EXTRACTED INFORMATION:
* begin *
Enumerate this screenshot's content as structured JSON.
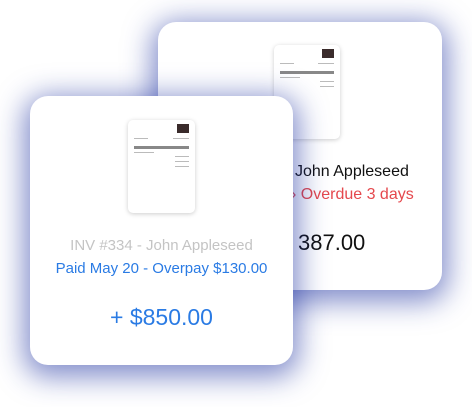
{
  "back_card": {
    "customer": "John Appleseed",
    "status": "› Overdue 3 days",
    "amount": "387.00"
  },
  "front_card": {
    "invoice": "INV #334 - John Appleseed",
    "status": "Paid May 20 - Overpay $130.00",
    "amount": "+ $850.00"
  },
  "colors": {
    "blue": "#2a7be4",
    "red": "#e5484d",
    "gray": "#c4c4c4"
  }
}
* end *
DIRECTIONS FOR THIS TASK: Omit any images, then output the listing exactly.

SOLUTION FOR THIS PROBLEM:
Enumerate this screenshot's content as structured JSON.
{
  "back_card": {
    "customer": "John Appleseed",
    "status": "› Overdue 3 days",
    "amount": "387.00"
  },
  "front_card": {
    "invoice": "INV #334 - John Appleseed",
    "status": "Paid May 20 - Overpay $130.00",
    "amount": "+ $850.00"
  },
  "colors": {
    "blue": "#2a7be4",
    "red": "#e5484d",
    "gray": "#c4c4c4"
  }
}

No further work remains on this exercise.